--- begin LISTING ---
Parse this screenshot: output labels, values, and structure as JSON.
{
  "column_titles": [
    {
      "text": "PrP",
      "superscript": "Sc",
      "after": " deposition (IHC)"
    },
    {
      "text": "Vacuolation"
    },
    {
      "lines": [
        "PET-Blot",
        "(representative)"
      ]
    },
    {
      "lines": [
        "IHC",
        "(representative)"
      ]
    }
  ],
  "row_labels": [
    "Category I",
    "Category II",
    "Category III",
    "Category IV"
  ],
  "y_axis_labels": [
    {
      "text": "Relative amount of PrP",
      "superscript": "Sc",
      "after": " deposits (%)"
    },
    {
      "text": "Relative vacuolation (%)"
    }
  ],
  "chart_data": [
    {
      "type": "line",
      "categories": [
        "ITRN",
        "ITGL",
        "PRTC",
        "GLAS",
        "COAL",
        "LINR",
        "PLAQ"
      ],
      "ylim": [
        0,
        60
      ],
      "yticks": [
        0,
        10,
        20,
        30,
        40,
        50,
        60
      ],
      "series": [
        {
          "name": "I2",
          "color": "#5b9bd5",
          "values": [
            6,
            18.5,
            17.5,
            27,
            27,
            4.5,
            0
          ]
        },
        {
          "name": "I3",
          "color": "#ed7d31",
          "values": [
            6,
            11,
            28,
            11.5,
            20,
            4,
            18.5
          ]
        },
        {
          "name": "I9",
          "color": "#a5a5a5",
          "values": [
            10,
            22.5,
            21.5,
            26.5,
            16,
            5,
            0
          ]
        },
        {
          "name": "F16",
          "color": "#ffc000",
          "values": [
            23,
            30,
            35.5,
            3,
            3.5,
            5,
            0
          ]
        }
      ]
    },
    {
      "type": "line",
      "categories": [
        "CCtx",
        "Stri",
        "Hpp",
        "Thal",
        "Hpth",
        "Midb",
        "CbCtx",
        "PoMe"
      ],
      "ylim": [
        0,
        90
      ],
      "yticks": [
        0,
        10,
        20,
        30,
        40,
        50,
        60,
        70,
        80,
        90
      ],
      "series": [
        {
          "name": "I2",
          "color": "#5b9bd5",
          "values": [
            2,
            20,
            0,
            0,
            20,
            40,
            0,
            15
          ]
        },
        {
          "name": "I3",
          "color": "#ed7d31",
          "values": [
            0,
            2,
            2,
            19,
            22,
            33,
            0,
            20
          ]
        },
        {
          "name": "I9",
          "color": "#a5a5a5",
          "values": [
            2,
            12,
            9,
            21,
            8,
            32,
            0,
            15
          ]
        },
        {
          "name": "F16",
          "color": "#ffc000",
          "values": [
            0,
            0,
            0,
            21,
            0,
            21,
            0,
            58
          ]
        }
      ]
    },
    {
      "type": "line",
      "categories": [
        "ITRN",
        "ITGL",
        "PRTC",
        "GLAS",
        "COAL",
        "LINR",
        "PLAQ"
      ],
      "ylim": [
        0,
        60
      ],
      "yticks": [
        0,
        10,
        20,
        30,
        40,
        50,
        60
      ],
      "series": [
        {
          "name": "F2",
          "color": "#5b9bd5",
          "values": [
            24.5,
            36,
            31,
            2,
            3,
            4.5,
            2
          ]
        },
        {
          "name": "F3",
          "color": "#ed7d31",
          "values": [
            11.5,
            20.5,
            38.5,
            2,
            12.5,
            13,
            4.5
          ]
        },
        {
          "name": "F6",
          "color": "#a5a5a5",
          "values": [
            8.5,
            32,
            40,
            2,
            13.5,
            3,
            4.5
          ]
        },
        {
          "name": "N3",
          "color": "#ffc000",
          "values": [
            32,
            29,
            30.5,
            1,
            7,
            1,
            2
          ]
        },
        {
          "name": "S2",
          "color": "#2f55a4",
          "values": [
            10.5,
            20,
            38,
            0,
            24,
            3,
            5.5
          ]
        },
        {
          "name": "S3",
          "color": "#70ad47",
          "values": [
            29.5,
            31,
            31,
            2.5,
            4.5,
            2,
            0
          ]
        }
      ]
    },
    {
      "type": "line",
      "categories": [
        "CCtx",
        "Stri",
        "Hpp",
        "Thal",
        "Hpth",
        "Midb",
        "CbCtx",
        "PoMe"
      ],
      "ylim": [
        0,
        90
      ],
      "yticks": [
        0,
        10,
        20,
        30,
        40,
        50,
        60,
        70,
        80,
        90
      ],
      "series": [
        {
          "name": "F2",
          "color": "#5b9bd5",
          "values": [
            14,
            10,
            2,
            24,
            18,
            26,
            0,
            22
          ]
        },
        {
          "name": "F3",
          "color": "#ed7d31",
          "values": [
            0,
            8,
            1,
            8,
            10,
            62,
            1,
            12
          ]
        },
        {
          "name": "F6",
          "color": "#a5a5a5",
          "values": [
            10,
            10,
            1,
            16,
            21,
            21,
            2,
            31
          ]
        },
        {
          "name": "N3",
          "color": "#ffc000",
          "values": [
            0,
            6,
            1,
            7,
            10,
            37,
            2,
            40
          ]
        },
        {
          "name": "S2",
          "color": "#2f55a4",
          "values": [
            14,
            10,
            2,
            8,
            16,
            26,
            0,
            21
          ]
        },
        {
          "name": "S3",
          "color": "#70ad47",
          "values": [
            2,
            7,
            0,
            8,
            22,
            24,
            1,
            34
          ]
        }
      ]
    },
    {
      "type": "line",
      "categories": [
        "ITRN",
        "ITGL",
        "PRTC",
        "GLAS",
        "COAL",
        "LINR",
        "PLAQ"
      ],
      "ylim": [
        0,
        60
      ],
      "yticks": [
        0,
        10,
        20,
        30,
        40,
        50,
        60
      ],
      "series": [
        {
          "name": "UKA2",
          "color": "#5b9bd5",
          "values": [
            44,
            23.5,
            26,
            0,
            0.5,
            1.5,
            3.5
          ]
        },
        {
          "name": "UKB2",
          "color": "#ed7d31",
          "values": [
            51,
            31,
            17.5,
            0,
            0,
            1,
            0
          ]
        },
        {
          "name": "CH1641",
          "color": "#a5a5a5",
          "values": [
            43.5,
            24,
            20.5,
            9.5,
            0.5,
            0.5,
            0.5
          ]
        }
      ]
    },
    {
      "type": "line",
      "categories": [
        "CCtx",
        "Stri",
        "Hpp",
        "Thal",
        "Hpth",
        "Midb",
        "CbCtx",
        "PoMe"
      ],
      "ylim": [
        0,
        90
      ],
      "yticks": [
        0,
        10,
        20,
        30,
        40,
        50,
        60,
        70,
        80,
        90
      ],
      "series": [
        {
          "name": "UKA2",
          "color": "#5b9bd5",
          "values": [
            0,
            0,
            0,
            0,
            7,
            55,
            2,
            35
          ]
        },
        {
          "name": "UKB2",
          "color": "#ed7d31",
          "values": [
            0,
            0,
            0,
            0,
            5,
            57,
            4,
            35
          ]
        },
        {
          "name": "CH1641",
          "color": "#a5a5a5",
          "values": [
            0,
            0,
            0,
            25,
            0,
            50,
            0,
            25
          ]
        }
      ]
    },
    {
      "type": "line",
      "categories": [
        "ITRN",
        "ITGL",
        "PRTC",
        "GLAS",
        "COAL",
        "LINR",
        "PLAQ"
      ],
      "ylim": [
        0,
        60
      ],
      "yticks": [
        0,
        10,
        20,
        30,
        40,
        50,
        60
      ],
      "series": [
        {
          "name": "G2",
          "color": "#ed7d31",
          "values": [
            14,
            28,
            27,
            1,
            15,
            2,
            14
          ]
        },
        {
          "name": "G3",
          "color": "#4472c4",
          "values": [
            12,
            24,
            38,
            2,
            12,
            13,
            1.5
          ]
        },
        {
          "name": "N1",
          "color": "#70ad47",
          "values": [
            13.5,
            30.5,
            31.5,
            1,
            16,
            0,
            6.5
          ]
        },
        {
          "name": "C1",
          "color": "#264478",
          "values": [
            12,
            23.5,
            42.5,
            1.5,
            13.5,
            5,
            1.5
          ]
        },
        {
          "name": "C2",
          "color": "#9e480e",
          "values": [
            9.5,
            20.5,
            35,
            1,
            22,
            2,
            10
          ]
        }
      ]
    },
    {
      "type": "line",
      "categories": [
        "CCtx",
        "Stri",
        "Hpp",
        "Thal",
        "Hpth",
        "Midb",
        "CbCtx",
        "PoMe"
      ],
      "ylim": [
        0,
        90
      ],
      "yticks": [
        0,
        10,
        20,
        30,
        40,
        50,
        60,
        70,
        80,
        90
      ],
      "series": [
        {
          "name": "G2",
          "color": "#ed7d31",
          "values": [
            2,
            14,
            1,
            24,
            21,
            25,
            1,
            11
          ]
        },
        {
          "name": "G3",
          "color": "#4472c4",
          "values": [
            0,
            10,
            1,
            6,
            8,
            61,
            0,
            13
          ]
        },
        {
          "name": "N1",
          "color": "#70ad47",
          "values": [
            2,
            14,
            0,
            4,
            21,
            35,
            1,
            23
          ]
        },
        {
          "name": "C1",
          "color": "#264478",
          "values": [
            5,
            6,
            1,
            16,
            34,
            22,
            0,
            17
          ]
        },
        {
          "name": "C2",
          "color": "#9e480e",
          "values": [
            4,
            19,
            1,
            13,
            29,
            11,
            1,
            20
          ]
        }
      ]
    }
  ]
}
--- end LISTING ---
THE REQUEST:
Collect every line from the records above that contains the word "Category".

REPLY TO THE EXERCISE:
    "Category I",
    "Category II",
    "Category III",
    "Category IV"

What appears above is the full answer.